_Task instructions_
Select each line where the word "bottom" appears.
§
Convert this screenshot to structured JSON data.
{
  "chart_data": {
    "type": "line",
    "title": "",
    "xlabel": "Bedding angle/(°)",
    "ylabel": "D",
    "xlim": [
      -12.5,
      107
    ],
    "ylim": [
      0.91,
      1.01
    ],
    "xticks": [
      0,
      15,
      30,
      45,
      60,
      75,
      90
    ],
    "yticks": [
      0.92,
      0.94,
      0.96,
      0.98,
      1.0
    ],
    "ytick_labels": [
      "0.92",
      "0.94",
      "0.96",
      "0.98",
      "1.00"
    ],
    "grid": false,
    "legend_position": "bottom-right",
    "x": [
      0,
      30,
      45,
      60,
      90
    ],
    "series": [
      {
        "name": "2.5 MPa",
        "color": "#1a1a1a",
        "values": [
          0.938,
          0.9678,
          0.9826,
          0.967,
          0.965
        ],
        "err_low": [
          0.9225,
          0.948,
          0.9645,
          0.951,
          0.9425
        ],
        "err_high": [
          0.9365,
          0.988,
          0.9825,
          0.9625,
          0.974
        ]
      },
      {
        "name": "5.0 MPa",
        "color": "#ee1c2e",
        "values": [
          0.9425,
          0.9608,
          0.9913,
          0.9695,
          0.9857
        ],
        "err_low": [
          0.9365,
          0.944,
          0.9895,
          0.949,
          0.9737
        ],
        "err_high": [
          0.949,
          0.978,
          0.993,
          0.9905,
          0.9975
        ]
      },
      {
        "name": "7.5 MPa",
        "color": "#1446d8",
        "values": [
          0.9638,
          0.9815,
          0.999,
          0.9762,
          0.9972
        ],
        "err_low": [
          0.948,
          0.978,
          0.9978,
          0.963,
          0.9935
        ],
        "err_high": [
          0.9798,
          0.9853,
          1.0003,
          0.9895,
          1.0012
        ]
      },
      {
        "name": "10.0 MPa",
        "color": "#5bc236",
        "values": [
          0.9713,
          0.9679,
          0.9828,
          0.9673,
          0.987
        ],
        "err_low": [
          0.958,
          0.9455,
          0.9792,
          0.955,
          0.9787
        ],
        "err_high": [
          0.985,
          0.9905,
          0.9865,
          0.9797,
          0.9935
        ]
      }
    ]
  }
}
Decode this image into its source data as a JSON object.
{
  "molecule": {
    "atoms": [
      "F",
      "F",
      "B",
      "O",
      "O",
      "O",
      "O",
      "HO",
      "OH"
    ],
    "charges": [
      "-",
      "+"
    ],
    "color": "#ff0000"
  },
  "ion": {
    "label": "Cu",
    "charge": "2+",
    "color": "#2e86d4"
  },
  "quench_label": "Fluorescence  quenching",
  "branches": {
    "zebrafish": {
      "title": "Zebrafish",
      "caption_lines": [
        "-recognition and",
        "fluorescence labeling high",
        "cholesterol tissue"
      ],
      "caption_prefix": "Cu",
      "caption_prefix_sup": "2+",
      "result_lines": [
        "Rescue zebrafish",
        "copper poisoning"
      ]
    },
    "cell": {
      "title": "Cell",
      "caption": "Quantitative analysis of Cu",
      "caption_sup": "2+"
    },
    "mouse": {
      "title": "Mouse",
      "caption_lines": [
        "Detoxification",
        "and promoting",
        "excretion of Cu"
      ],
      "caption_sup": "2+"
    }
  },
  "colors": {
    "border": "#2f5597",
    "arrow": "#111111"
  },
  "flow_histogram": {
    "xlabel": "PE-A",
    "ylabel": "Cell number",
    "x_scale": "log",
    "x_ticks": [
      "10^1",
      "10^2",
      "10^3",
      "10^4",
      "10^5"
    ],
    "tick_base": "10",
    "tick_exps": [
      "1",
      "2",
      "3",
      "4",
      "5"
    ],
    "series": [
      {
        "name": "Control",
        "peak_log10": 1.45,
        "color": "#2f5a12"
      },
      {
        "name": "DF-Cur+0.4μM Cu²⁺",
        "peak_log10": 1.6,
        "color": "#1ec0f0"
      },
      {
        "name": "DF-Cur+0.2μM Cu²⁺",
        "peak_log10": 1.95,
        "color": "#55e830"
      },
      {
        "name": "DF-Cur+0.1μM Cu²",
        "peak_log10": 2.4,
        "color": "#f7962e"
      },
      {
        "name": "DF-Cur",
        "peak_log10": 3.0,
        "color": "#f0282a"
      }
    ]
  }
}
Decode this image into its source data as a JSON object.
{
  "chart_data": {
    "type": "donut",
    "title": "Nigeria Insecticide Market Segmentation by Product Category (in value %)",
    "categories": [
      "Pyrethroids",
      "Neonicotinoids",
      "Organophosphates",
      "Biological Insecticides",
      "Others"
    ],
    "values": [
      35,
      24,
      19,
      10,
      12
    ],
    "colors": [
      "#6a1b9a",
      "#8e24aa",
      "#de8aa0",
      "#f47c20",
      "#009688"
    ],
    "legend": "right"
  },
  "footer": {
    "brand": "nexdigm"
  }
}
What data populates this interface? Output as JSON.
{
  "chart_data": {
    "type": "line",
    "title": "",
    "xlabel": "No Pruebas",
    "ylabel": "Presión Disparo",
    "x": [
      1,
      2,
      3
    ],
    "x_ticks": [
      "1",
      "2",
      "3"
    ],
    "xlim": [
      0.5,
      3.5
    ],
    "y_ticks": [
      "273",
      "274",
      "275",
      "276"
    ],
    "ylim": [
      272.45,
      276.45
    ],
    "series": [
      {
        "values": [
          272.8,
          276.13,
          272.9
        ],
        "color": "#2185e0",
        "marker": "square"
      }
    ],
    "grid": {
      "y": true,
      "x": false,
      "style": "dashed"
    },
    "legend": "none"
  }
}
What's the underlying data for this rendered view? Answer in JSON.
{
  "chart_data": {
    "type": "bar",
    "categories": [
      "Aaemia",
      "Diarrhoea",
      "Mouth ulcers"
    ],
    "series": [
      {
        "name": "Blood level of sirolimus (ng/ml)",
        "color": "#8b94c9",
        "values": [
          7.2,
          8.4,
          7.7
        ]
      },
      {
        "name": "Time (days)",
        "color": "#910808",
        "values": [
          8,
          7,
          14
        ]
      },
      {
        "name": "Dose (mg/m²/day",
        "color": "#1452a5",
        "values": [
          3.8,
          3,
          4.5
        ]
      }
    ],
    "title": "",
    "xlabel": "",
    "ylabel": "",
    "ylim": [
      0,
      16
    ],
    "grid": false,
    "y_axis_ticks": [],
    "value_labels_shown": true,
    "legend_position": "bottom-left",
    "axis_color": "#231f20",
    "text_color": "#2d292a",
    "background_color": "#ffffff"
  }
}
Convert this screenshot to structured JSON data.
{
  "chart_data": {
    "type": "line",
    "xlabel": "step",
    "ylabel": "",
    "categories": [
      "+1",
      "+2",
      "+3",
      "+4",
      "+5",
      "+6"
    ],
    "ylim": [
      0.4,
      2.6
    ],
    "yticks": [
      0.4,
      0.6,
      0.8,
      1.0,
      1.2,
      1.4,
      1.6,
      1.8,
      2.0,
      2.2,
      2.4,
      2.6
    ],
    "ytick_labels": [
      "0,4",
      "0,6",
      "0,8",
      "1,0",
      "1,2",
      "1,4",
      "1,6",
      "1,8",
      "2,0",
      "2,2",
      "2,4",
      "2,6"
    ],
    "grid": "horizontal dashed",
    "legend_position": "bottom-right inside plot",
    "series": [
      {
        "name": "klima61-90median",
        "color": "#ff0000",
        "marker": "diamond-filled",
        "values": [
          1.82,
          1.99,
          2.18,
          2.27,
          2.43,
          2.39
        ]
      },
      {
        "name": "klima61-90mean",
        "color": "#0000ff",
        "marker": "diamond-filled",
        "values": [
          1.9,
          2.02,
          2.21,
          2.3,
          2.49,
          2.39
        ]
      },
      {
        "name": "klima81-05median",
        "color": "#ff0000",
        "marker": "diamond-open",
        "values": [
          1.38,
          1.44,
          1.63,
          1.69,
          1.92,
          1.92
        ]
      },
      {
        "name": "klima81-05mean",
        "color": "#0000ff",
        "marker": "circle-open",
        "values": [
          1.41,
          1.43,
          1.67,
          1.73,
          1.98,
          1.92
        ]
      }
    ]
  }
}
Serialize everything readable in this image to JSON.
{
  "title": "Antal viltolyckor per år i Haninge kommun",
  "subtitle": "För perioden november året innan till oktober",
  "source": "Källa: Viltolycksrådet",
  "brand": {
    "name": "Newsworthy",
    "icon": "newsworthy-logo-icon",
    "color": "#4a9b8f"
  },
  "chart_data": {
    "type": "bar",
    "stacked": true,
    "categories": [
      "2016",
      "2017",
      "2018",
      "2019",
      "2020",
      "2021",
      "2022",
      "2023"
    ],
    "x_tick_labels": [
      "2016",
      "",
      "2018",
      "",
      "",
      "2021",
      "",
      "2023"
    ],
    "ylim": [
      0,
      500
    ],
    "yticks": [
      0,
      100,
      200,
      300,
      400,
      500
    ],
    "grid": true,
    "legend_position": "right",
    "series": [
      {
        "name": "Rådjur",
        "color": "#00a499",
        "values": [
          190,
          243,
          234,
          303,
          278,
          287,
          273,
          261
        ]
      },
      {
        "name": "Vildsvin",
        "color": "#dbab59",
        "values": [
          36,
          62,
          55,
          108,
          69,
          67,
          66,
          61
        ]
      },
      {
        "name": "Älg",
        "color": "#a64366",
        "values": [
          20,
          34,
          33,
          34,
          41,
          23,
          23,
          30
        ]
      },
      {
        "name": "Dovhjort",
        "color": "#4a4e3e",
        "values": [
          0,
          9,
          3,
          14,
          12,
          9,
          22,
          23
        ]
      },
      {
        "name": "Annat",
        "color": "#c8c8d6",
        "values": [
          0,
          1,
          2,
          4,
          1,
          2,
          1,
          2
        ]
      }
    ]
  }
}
§
_Full solution_
    "legend_position": "bottom-right",
    "legend_position": "bottom-left",
    "legend_position": "bottom-right inside plot",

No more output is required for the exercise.